[Lines of data]
- - - -
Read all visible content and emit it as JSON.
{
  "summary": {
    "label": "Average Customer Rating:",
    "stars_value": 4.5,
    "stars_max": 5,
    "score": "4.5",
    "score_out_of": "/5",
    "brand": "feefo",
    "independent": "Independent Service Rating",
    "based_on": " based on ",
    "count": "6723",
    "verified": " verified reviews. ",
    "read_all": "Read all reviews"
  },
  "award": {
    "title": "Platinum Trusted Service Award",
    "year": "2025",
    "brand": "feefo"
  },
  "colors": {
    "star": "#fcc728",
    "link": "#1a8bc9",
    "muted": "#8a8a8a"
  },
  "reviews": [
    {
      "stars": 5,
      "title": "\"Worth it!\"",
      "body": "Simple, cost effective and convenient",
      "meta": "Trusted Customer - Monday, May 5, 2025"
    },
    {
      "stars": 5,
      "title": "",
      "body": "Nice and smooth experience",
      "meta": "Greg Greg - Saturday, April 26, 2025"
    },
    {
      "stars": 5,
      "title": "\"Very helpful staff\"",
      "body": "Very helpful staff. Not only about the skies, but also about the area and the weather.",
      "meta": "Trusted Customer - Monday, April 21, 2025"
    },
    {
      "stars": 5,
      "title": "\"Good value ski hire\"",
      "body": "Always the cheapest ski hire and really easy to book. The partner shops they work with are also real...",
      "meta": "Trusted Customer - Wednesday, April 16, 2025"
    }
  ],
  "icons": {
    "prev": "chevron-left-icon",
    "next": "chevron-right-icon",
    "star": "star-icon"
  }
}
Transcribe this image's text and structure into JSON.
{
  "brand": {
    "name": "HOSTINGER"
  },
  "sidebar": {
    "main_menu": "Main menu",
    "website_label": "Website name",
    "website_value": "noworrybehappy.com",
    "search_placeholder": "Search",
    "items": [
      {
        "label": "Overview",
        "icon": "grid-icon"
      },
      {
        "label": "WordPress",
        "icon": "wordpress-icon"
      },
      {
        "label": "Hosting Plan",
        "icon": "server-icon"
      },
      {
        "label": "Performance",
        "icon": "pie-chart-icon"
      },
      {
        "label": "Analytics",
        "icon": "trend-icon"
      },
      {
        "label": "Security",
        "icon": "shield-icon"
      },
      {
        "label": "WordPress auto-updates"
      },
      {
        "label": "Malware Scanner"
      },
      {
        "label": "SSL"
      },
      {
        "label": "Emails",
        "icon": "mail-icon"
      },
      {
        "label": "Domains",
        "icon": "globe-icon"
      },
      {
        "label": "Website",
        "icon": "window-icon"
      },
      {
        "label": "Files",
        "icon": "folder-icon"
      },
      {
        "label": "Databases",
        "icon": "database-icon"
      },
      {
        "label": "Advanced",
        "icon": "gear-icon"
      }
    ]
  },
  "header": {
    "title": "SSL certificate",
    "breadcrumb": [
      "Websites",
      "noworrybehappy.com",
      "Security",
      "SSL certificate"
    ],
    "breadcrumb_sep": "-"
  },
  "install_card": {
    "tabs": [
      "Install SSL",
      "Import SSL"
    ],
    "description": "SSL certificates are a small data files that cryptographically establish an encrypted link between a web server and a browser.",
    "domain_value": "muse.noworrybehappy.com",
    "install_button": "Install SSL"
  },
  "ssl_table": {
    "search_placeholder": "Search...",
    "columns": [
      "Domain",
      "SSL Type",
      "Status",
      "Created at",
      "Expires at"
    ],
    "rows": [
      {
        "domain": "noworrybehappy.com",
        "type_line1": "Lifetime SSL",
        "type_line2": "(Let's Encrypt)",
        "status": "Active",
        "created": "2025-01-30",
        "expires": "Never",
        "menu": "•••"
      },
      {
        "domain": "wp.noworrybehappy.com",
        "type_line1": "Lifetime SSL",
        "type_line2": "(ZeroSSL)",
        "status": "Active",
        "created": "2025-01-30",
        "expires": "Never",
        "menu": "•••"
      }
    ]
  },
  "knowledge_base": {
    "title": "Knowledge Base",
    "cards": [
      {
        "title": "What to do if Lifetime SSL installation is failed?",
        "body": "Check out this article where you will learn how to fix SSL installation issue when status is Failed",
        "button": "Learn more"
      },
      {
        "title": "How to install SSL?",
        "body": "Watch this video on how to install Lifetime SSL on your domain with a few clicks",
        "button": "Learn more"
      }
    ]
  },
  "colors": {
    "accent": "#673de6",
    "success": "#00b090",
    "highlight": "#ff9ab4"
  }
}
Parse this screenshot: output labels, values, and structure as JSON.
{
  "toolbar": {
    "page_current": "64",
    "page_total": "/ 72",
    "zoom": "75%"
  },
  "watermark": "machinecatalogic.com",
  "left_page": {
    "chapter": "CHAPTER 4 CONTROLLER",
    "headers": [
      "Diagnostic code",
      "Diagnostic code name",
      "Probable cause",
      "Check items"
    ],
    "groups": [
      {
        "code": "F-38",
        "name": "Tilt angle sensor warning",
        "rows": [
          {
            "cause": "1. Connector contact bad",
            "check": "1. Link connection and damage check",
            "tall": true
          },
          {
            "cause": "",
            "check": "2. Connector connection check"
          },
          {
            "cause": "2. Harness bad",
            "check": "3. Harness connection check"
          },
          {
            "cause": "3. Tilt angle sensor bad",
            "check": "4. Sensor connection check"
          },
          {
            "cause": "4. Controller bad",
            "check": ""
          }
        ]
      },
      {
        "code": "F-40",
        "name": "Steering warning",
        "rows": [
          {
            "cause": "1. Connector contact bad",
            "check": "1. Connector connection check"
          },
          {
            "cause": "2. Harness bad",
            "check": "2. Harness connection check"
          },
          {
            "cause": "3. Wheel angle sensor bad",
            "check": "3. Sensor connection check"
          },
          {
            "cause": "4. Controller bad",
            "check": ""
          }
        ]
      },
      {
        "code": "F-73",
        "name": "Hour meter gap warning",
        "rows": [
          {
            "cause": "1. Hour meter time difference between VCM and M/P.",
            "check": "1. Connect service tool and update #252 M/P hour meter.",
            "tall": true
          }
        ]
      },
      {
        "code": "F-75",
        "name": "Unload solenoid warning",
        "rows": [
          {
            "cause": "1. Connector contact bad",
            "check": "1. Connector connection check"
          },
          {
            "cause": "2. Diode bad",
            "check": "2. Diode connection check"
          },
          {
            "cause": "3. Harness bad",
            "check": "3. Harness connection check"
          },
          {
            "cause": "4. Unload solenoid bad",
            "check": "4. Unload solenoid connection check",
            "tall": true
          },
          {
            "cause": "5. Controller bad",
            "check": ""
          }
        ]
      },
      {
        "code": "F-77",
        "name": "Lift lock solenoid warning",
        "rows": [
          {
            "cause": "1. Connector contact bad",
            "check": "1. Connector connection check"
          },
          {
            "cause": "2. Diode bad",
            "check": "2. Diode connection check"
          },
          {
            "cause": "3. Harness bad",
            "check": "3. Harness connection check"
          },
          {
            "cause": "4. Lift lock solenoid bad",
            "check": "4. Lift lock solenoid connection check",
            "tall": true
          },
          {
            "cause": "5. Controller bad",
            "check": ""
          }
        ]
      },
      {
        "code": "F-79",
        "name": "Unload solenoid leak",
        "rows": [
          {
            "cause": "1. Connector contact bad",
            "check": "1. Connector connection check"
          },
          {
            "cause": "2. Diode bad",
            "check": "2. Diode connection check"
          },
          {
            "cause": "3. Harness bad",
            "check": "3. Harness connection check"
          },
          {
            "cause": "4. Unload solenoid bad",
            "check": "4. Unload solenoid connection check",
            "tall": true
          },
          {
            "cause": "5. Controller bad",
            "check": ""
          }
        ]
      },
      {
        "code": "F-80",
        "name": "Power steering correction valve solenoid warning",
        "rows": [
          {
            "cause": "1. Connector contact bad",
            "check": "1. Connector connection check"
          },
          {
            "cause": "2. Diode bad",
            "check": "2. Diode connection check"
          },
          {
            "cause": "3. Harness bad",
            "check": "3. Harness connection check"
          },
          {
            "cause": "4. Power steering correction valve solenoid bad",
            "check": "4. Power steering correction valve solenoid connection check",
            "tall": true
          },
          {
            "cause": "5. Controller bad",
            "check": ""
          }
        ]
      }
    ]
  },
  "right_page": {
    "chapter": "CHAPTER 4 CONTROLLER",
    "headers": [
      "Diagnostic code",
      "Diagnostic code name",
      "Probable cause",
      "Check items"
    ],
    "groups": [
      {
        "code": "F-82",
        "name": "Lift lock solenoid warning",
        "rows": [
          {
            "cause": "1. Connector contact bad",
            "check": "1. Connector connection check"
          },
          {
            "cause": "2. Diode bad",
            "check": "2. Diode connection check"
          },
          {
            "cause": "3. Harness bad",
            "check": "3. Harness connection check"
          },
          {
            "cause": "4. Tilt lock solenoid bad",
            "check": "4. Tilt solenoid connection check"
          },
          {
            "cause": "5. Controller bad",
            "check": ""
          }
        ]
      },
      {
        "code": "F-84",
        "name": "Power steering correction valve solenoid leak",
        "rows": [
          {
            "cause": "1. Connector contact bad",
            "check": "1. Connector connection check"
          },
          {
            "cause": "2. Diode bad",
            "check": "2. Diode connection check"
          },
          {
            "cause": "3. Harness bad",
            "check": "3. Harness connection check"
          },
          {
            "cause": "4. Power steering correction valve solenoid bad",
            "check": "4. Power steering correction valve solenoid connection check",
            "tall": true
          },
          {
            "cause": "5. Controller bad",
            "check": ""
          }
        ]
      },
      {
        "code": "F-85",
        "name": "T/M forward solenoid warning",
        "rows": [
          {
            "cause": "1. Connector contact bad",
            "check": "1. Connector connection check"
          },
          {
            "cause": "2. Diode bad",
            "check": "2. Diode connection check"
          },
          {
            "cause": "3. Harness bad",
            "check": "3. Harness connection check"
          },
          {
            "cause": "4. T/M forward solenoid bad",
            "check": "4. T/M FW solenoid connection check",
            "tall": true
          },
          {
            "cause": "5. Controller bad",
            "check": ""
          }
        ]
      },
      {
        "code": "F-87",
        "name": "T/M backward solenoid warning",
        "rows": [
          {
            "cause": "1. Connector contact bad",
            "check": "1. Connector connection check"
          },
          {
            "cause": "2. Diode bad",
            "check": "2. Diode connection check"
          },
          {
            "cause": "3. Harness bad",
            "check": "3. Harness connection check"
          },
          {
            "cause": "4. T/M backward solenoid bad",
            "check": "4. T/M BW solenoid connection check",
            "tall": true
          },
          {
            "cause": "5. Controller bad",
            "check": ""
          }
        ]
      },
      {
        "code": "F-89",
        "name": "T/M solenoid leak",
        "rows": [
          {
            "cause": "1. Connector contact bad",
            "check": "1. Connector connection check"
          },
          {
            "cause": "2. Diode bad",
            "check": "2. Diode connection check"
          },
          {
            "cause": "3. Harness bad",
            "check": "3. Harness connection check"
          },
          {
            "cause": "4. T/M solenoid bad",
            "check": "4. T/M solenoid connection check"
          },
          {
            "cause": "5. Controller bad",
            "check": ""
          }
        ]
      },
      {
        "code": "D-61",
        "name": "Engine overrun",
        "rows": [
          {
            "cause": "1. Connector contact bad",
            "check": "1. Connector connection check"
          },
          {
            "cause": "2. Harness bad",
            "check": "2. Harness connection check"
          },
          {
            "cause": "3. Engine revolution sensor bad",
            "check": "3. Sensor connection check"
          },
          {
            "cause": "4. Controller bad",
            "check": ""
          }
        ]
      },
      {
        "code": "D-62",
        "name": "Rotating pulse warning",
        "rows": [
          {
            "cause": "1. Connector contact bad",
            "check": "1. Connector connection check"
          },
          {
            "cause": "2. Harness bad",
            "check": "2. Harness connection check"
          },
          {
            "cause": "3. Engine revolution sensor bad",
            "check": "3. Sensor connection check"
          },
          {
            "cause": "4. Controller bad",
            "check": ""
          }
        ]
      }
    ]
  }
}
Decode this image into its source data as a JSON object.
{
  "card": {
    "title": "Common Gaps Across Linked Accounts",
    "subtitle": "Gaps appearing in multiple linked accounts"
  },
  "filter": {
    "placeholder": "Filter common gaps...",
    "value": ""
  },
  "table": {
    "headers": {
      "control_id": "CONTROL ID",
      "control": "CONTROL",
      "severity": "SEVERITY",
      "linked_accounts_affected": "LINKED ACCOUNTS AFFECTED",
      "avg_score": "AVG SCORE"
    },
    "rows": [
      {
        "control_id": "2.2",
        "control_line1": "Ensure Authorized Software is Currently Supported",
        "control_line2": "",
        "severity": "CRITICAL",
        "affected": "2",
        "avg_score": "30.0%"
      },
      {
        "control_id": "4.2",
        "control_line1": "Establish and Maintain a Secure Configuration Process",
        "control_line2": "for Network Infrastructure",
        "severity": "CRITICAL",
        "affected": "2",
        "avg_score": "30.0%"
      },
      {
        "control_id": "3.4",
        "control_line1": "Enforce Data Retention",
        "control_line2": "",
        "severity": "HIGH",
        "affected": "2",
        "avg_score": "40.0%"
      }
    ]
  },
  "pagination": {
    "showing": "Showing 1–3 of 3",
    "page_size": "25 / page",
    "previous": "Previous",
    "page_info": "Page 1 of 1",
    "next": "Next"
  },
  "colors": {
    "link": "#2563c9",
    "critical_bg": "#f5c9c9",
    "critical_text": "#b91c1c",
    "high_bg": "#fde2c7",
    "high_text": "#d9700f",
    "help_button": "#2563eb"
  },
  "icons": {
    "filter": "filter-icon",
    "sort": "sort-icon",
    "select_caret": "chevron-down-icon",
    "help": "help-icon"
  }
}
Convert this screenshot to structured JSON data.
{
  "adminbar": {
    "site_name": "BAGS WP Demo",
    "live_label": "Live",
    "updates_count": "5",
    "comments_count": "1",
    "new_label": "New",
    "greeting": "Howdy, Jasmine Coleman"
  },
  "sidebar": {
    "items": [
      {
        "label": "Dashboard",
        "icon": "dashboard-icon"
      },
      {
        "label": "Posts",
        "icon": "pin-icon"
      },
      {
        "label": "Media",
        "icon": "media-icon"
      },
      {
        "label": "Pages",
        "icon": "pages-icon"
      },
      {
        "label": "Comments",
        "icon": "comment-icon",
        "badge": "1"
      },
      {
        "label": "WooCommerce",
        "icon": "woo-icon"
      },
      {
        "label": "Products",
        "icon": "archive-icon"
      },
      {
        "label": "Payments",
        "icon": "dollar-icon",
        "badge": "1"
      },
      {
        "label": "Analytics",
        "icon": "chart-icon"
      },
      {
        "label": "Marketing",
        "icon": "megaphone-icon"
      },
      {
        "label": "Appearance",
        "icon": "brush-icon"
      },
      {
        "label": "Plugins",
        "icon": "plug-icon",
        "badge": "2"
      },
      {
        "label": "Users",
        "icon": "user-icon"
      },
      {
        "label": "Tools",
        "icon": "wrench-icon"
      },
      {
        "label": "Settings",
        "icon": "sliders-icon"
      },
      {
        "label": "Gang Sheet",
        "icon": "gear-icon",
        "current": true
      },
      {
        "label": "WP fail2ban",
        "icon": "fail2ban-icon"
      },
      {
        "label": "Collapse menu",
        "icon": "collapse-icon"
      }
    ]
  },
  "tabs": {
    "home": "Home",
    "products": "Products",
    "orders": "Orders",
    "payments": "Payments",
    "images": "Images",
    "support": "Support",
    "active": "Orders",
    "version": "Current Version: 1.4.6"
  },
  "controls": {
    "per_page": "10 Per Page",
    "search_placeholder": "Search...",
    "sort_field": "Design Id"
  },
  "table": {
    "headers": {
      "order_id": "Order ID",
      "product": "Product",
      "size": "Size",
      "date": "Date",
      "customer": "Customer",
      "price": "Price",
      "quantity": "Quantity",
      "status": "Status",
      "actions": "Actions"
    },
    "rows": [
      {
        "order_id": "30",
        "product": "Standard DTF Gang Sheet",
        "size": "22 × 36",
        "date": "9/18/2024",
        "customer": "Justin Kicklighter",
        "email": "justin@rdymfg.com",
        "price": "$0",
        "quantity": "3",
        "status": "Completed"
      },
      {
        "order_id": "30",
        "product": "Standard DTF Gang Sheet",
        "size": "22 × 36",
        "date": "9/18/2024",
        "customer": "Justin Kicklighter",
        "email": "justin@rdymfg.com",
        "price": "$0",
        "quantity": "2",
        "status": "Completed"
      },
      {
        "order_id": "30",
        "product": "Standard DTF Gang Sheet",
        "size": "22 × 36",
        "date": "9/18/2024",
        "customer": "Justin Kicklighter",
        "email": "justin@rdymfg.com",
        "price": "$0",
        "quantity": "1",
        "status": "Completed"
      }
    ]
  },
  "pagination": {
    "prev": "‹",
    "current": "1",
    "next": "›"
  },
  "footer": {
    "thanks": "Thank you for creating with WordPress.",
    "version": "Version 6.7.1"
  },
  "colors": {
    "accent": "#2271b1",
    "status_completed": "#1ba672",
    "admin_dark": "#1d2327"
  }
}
- - - -
● **Your task**
Report the count of lines in the entries that contain the string "noworrybehappy", and nothing besides it.

● **Task result**
5